■ Given entries
----------------

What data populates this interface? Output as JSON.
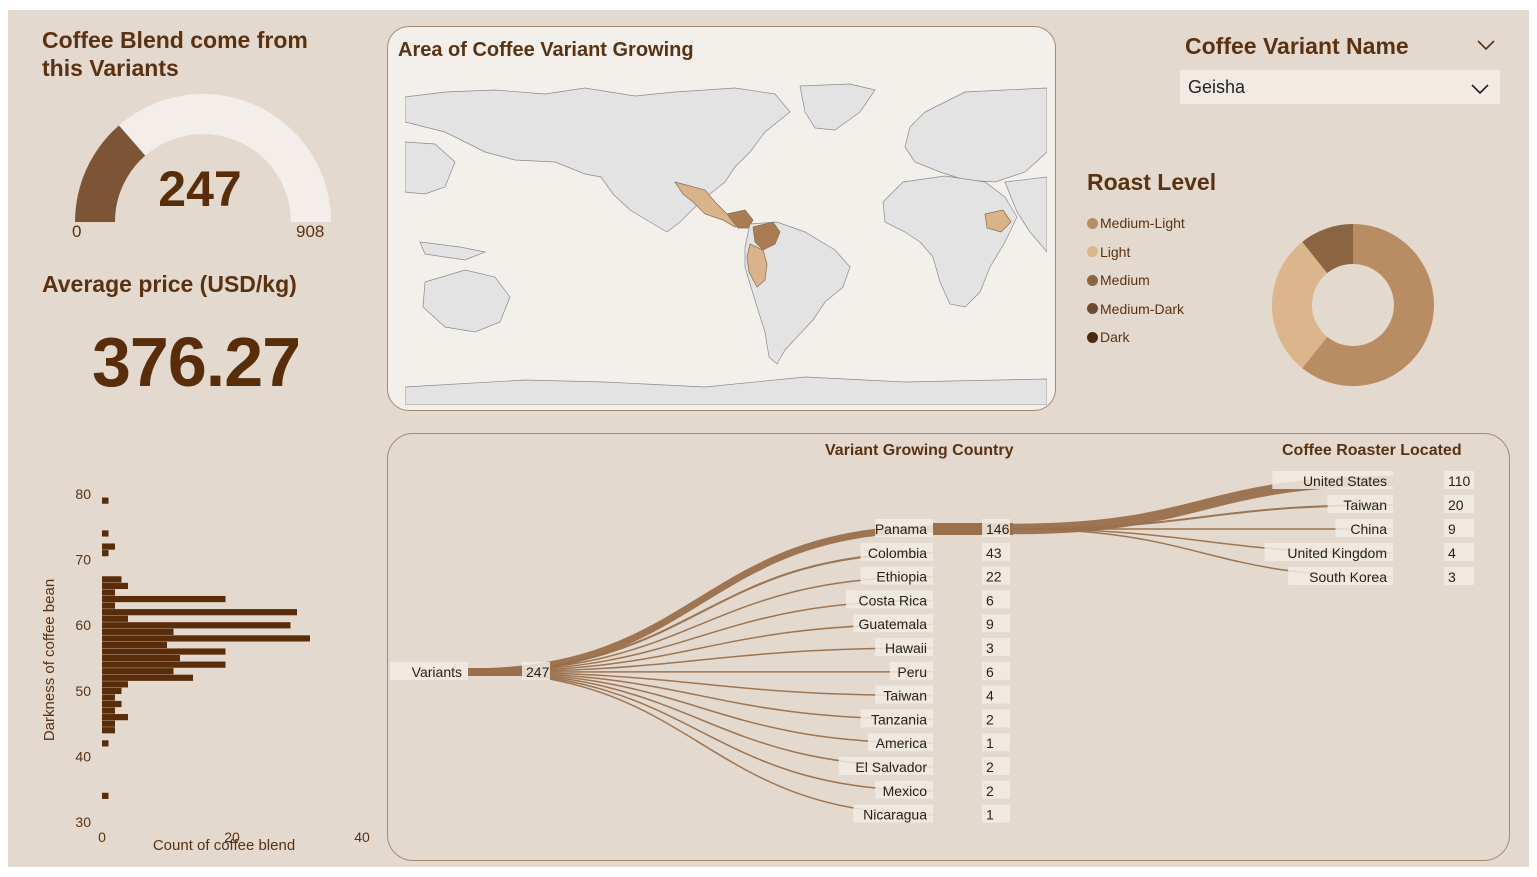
{
  "gauge": {
    "title": "Coffee Blend come from this Variants",
    "value": 247,
    "value_label": "247",
    "min_label": "0",
    "max_label": "908",
    "max": 908,
    "fill_color": "#7b5535",
    "track_color": "#f3eeea"
  },
  "price": {
    "title": "Average price (USD/kg)",
    "value": "376.27"
  },
  "map": {
    "title": "Area of Coffee Variant Growing",
    "highlight_colors": {
      "light": "#d9b38a",
      "medium": "#a97c54"
    }
  },
  "filter": {
    "title": "Coffee Variant Name",
    "selected": "Geisha"
  },
  "roast": {
    "title": "Roast Level",
    "legend": [
      {
        "label": "Medium-Light",
        "color": "#b98d64"
      },
      {
        "label": "Light",
        "color": "#dbb58b"
      },
      {
        "label": "Medium",
        "color": "#8b6442"
      },
      {
        "label": "Medium-Dark",
        "color": "#6e4c30"
      },
      {
        "label": "Dark",
        "color": "#4a2b12"
      }
    ]
  },
  "sankey": {
    "col1_title": "Variant Growing Country",
    "col2_title": "Coffee Roaster Located",
    "root": {
      "label": "Variants",
      "value": "247"
    },
    "countries": [
      {
        "label": "Panama",
        "value": "146"
      },
      {
        "label": "Colombia",
        "value": "43"
      },
      {
        "label": "Ethiopia",
        "value": "22"
      },
      {
        "label": "Costa Rica",
        "value": "6"
      },
      {
        "label": "Guatemala",
        "value": "9"
      },
      {
        "label": "Hawaii",
        "value": "3"
      },
      {
        "label": "Peru",
        "value": "6"
      },
      {
        "label": "Taiwan",
        "value": "4"
      },
      {
        "label": "Tanzania",
        "value": "2"
      },
      {
        "label": "America",
        "value": "1"
      },
      {
        "label": "El Salvador",
        "value": "2"
      },
      {
        "label": "Mexico",
        "value": "2"
      },
      {
        "label": "Nicaragua",
        "value": "1"
      }
    ],
    "roasters": [
      {
        "label": "United States",
        "value": "110"
      },
      {
        "label": "Taiwan",
        "value": "20"
      },
      {
        "label": "China",
        "value": "9"
      },
      {
        "label": "United Kingdom",
        "value": "4"
      },
      {
        "label": "South Korea",
        "value": "3"
      }
    ]
  },
  "chart_data": {
    "type": "bar",
    "orientation": "horizontal",
    "xlabel": "Count of coffee blend",
    "ylabel": "Darkness of coffee bean",
    "xlim": [
      0,
      40
    ],
    "ylim": [
      30,
      80
    ],
    "x_ticks": [
      "0",
      "20",
      "40"
    ],
    "y_ticks": [
      "30",
      "40",
      "50",
      "60",
      "70",
      "80"
    ],
    "color": "#5a2d0a",
    "bars": [
      {
        "y": 79,
        "x": 1
      },
      {
        "y": 74,
        "x": 1
      },
      {
        "y": 72,
        "x": 2
      },
      {
        "y": 71,
        "x": 1
      },
      {
        "y": 67,
        "x": 3
      },
      {
        "y": 66,
        "x": 4
      },
      {
        "y": 65,
        "x": 2
      },
      {
        "y": 64,
        "x": 19
      },
      {
        "y": 63,
        "x": 2
      },
      {
        "y": 62,
        "x": 30
      },
      {
        "y": 61,
        "x": 4
      },
      {
        "y": 60,
        "x": 29
      },
      {
        "y": 59,
        "x": 11
      },
      {
        "y": 58,
        "x": 32
      },
      {
        "y": 57,
        "x": 10
      },
      {
        "y": 56,
        "x": 19
      },
      {
        "y": 55,
        "x": 12
      },
      {
        "y": 54,
        "x": 19
      },
      {
        "y": 53,
        "x": 11
      },
      {
        "y": 52,
        "x": 14
      },
      {
        "y": 51,
        "x": 4
      },
      {
        "y": 50,
        "x": 3
      },
      {
        "y": 49,
        "x": 2
      },
      {
        "y": 48,
        "x": 3
      },
      {
        "y": 47,
        "x": 2
      },
      {
        "y": 46,
        "x": 4
      },
      {
        "y": 45,
        "x": 2
      },
      {
        "y": 44,
        "x": 2
      },
      {
        "y": 42,
        "x": 1
      },
      {
        "y": 34,
        "x": 1
      }
    ]
  }
}
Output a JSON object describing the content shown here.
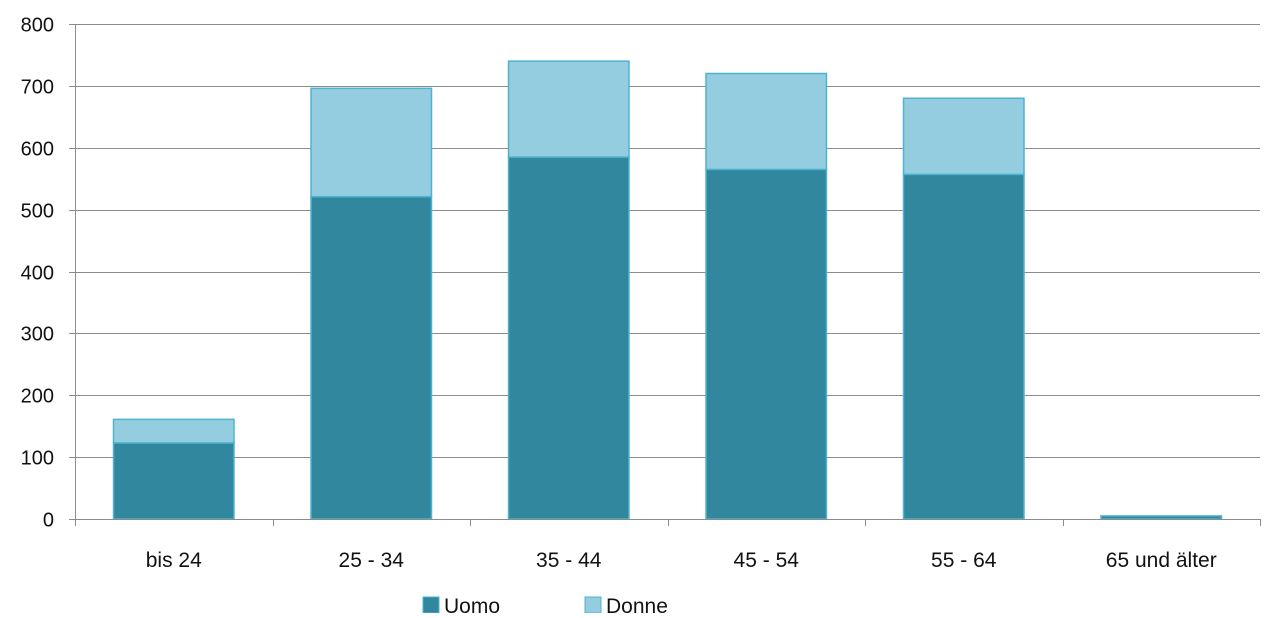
{
  "chart_data": {
    "type": "bar",
    "stacked": true,
    "categories": [
      "bis 24",
      "25 - 34",
      "35 - 44",
      "45 - 54",
      "55 - 64",
      "65 und älter"
    ],
    "series": [
      {
        "name": "Uomo",
        "color": "#31879e",
        "values": [
          123,
          521,
          585,
          565,
          557,
          5
        ]
      },
      {
        "name": "Donne",
        "color": "#94cddf",
        "values": [
          38,
          175,
          155,
          155,
          123,
          0
        ]
      }
    ],
    "title": "",
    "xlabel": "",
    "ylabel": "",
    "ylim": [
      0,
      800
    ],
    "yticks": [
      0,
      100,
      200,
      300,
      400,
      500,
      600,
      700,
      800
    ],
    "grid": true,
    "legend_position": "bottom"
  }
}
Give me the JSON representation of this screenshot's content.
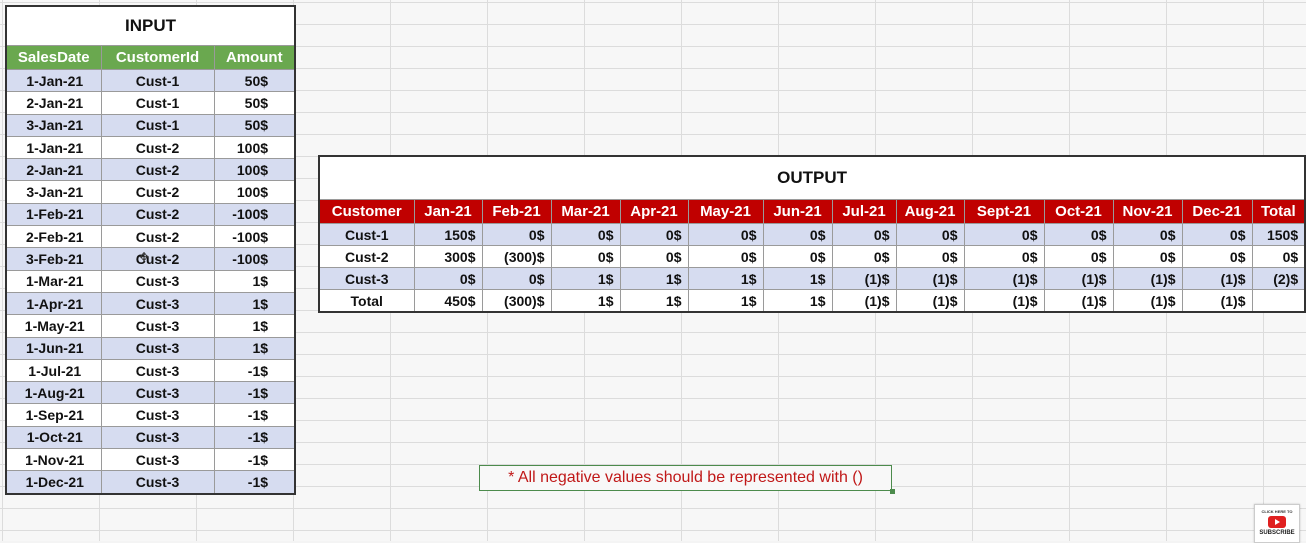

----------------

■ Task details
Extract exactly the lines above from the line containing "Output a JSON" through the last one, both ends included, but not the pictures.

■ Exercise result
Output a JSON object describing the content shown here.
{
  "chart_data": {
    "type": "bar",
    "stacked": true,
    "categories": [
      "bis 24",
      "25 - 34",
      "35 - 44",
      "45 - 54",
      "55 - 64",
      "65 und älter"
    ],
    "series": [
      {
        "name": "Uomo",
        "color": "#31879e",
        "values": [
          123,
          521,
          585,
          565,
          557,
          5
        ]
      },
      {
        "name": "Donne",
        "color": "#94cddf",
        "values": [
          38,
          175,
          155,
          155,
          123,
          0
        ]
      }
    ],
    "title": "",
    "xlabel": "",
    "ylabel": "",
    "ylim": [
      0,
      800
    ],
    "yticks": [
      0,
      100,
      200,
      300,
      400,
      500,
      600,
      700,
      800
    ],
    "grid": true,
    "legend_position": "bottom"
  }
}
Give me the JSON representation of this screenshot's content.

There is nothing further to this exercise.